(What the task asks):
The complete listing should be restated exactly.

(Recorded data):

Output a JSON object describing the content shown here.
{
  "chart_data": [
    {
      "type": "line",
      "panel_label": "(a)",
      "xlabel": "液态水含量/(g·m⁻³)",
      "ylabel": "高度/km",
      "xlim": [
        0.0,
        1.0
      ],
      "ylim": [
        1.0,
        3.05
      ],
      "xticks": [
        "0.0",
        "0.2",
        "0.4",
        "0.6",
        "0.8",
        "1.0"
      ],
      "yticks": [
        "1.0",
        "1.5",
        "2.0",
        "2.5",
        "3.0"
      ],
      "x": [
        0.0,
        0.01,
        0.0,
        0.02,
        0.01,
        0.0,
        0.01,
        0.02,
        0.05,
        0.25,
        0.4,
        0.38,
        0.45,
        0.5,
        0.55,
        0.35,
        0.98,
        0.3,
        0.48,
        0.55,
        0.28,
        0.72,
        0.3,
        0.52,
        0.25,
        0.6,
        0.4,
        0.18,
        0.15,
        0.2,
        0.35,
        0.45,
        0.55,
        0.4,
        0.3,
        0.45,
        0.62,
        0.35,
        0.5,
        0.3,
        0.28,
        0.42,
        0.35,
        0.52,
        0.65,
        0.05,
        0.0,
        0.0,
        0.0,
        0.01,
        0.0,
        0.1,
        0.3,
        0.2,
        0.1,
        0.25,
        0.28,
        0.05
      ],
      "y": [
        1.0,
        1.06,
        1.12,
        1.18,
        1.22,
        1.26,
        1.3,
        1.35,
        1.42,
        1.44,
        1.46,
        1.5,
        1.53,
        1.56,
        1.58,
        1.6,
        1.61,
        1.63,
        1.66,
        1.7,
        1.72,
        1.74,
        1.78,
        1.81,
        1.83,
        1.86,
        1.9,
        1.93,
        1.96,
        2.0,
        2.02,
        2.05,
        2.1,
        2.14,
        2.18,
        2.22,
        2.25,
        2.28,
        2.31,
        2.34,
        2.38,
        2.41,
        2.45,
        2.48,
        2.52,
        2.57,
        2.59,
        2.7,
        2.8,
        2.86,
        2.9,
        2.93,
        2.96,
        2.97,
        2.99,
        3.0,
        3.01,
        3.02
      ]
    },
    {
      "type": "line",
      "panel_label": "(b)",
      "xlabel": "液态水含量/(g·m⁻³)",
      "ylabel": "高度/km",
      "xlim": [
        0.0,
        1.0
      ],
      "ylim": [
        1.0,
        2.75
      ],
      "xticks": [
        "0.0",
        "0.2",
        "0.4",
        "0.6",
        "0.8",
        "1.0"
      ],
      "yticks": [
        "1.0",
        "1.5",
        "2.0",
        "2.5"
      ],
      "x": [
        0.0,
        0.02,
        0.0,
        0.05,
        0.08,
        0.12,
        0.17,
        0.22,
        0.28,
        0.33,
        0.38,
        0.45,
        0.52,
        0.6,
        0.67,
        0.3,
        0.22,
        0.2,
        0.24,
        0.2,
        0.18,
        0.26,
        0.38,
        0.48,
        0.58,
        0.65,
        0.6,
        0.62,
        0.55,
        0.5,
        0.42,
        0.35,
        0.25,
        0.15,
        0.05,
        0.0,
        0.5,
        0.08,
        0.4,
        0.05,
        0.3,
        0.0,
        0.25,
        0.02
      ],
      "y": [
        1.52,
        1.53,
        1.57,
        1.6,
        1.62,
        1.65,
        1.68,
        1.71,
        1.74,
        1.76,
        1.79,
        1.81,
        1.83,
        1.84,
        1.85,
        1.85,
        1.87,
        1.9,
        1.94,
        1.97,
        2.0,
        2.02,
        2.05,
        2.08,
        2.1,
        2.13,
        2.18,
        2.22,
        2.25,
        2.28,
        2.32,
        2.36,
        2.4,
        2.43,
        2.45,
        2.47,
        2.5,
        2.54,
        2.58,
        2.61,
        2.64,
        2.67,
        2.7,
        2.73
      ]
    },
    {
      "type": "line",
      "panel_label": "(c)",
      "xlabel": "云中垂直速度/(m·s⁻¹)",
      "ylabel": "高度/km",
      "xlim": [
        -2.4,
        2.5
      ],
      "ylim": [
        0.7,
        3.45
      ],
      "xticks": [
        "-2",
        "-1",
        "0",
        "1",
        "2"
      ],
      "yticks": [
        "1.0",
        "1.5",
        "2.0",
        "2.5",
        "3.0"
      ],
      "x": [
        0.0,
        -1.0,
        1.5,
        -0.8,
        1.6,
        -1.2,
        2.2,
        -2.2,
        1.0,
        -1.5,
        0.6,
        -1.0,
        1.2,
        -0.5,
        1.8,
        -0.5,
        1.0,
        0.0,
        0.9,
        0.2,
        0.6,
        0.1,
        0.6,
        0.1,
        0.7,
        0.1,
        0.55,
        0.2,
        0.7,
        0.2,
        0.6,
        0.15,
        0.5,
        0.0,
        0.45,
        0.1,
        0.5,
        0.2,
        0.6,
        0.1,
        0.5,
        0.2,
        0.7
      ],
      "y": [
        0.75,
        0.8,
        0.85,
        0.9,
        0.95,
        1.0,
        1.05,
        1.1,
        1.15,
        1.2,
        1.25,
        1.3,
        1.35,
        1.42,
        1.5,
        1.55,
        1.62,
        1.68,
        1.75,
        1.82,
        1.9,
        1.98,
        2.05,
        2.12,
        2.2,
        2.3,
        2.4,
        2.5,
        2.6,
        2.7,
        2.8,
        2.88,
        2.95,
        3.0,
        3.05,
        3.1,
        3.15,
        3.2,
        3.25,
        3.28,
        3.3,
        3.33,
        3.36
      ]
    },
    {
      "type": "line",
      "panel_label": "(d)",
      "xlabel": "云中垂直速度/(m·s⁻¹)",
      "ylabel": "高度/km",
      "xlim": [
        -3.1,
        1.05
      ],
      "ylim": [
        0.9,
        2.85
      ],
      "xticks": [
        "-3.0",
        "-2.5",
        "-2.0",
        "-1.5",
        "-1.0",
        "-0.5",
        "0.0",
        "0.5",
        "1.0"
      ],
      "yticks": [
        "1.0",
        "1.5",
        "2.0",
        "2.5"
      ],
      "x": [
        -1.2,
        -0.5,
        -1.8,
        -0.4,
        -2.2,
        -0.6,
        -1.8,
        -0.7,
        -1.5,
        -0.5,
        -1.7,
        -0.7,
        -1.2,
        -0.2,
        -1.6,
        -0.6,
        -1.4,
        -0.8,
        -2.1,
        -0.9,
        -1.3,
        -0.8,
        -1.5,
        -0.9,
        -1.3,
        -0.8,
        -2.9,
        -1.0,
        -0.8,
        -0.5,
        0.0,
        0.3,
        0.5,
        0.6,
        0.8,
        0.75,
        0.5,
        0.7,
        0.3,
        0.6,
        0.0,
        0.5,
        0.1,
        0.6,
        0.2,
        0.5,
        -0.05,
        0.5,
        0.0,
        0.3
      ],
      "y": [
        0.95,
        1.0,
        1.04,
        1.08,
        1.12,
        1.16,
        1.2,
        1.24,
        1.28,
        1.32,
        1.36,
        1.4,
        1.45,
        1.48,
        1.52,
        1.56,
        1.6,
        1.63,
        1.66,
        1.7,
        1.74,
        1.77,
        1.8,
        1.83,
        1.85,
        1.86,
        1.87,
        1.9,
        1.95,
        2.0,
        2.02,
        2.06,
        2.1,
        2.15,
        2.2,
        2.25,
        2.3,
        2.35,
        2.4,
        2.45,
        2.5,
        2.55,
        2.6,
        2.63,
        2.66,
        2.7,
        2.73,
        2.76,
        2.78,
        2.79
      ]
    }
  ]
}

(Solution to this task):
Output a JSON object describing the content shown here.
{
  "chart_data": [
    {
      "type": "line",
      "panel_label": "(a)",
      "xlabel": "液态水含量/(g·m⁻³)",
      "ylabel": "高度/km",
      "xlim": [
        0.0,
        1.0
      ],
      "ylim": [
        1.0,
        3.05
      ],
      "xticks": [
        "0.0",
        "0.2",
        "0.4",
        "0.6",
        "0.8",
        "1.0"
      ],
      "yticks": [
        "1.0",
        "1.5",
        "2.0",
        "2.5",
        "3.0"
      ],
      "x": [
        0.0,
        0.01,
        0.0,
        0.02,
        0.01,
        0.0,
        0.01,
        0.02,
        0.05,
        0.25,
        0.4,
        0.38,
        0.45,
        0.5,
        0.55,
        0.35,
        0.98,
        0.3,
        0.48,
        0.55,
        0.28,
        0.72,
        0.3,
        0.52,
        0.25,
        0.6,
        0.4,
        0.18,
        0.15,
        0.2,
        0.35,
        0.45,
        0.55,
        0.4,
        0.3,
        0.45,
        0.62,
        0.35,
        0.5,
        0.3,
        0.28,
        0.42,
        0.35,
        0.52,
        0.65,
        0.05,
        0.0,
        0.0,
        0.0,
        0.01,
        0.0,
        0.1,
        0.3,
        0.2,
        0.1,
        0.25,
        0.28,
        0.05
      ],
      "y": [
        1.0,
        1.06,
        1.12,
        1.18,
        1.22,
        1.26,
        1.3,
        1.35,
        1.42,
        1.44,
        1.46,
        1.5,
        1.53,
        1.56,
        1.58,
        1.6,
        1.61,
        1.63,
        1.66,
        1.7,
        1.72,
        1.74,
        1.78,
        1.81,
        1.83,
        1.86,
        1.9,
        1.93,
        1.96,
        2.0,
        2.02,
        2.05,
        2.1,
        2.14,
        2.18,
        2.22,
        2.25,
        2.28,
        2.31,
        2.34,
        2.38,
        2.41,
        2.45,
        2.48,
        2.52,
        2.57,
        2.59,
        2.7,
        2.8,
        2.86,
        2.9,
        2.93,
        2.96,
        2.97,
        2.99,
        3.0,
        3.01,
        3.02
      ]
    },
    {
      "type": "line",
      "panel_label": "(b)",
      "xlabel": "液态水含量/(g·m⁻³)",
      "ylabel": "高度/km",
      "xlim": [
        0.0,
        1.0
      ],
      "ylim": [
        1.0,
        2.75
      ],
      "xticks": [
        "0.0",
        "0.2",
        "0.4",
        "0.6",
        "0.8",
        "1.0"
      ],
      "yticks": [
        "1.0",
        "1.5",
        "2.0",
        "2.5"
      ],
      "x": [
        0.0,
        0.02,
        0.0,
        0.05,
        0.08,
        0.12,
        0.17,
        0.22,
        0.28,
        0.33,
        0.38,
        0.45,
        0.52,
        0.6,
        0.67,
        0.3,
        0.22,
        0.2,
        0.24,
        0.2,
        0.18,
        0.26,
        0.38,
        0.48,
        0.58,
        0.65,
        0.6,
        0.62,
        0.55,
        0.5,
        0.42,
        0.35,
        0.25,
        0.15,
        0.05,
        0.0,
        0.5,
        0.08,
        0.4,
        0.05,
        0.3,
        0.0,
        0.25,
        0.02
      ],
      "y": [
        1.52,
        1.53,
        1.57,
        1.6,
        1.62,
        1.65,
        1.68,
        1.71,
        1.74,
        1.76,
        1.79,
        1.81,
        1.83,
        1.84,
        1.85,
        1.85,
        1.87,
        1.9,
        1.94,
        1.97,
        2.0,
        2.02,
        2.05,
        2.08,
        2.1,
        2.13,
        2.18,
        2.22,
        2.25,
        2.28,
        2.32,
        2.36,
        2.4,
        2.43,
        2.45,
        2.47,
        2.5,
        2.54,
        2.58,
        2.61,
        2.64,
        2.67,
        2.7,
        2.73
      ]
    },
    {
      "type": "line",
      "panel_label": "(c)",
      "xlabel": "云中垂直速度/(m·s⁻¹)",
      "ylabel": "高度/km",
      "xlim": [
        -2.4,
        2.5
      ],
      "ylim": [
        0.7,
        3.45
      ],
      "xticks": [
        "-2",
        "-1",
        "0",
        "1",
        "2"
      ],
      "yticks": [
        "1.0",
        "1.5",
        "2.0",
        "2.5",
        "3.0"
      ],
      "x": [
        0.0,
        -1.0,
        1.5,
        -0.8,
        1.6,
        -1.2,
        2.2,
        -2.2,
        1.0,
        -1.5,
        0.6,
        -1.0,
        1.2,
        -0.5,
        1.8,
        -0.5,
        1.0,
        0.0,
        0.9,
        0.2,
        0.6,
        0.1,
        0.6,
        0.1,
        0.7,
        0.1,
        0.55,
        0.2,
        0.7,
        0.2,
        0.6,
        0.15,
        0.5,
        0.0,
        0.45,
        0.1,
        0.5,
        0.2,
        0.6,
        0.1,
        0.5,
        0.2,
        0.7
      ],
      "y": [
        0.75,
        0.8,
        0.85,
        0.9,
        0.95,
        1.0,
        1.05,
        1.1,
        1.15,
        1.2,
        1.25,
        1.3,
        1.35,
        1.42,
        1.5,
        1.55,
        1.62,
        1.68,
        1.75,
        1.82,
        1.9,
        1.98,
        2.05,
        2.12,
        2.2,
        2.3,
        2.4,
        2.5,
        2.6,
        2.7,
        2.8,
        2.88,
        2.95,
        3.0,
        3.05,
        3.1,
        3.15,
        3.2,
        3.25,
        3.28,
        3.3,
        3.33,
        3.36
      ]
    },
    {
      "type": "line",
      "panel_label": "(d)",
      "xlabel": "云中垂直速度/(m·s⁻¹)",
      "ylabel": "高度/km",
      "xlim": [
        -3.1,
        1.05
      ],
      "ylim": [
        0.9,
        2.85
      ],
      "xticks": [
        "-3.0",
        "-2.5",
        "-2.0",
        "-1.5",
        "-1.0",
        "-0.5",
        "0.0",
        "0.5",
        "1.0"
      ],
      "yticks": [
        "1.0",
        "1.5",
        "2.0",
        "2.5"
      ],
      "x": [
        -1.2,
        -0.5,
        -1.8,
        -0.4,
        -2.2,
        -0.6,
        -1.8,
        -0.7,
        -1.5,
        -0.5,
        -1.7,
        -0.7,
        -1.2,
        -0.2,
        -1.6,
        -0.6,
        -1.4,
        -0.8,
        -2.1,
        -0.9,
        -1.3,
        -0.8,
        -1.5,
        -0.9,
        -1.3,
        -0.8,
        -2.9,
        -1.0,
        -0.8,
        -0.5,
        0.0,
        0.3,
        0.5,
        0.6,
        0.8,
        0.75,
        0.5,
        0.7,
        0.3,
        0.6,
        0.0,
        0.5,
        0.1,
        0.6,
        0.2,
        0.5,
        -0.05,
        0.5,
        0.0,
        0.3
      ],
      "y": [
        0.95,
        1.0,
        1.04,
        1.08,
        1.12,
        1.16,
        1.2,
        1.24,
        1.28,
        1.32,
        1.36,
        1.4,
        1.45,
        1.48,
        1.52,
        1.56,
        1.6,
        1.63,
        1.66,
        1.7,
        1.74,
        1.77,
        1.8,
        1.83,
        1.85,
        1.86,
        1.87,
        1.9,
        1.95,
        2.0,
        2.02,
        2.06,
        2.1,
        2.15,
        2.2,
        2.25,
        2.3,
        2.35,
        2.4,
        2.45,
        2.5,
        2.55,
        2.6,
        2.63,
        2.66,
        2.7,
        2.73,
        2.76,
        2.78,
        2.79
      ]
    }
  ]
}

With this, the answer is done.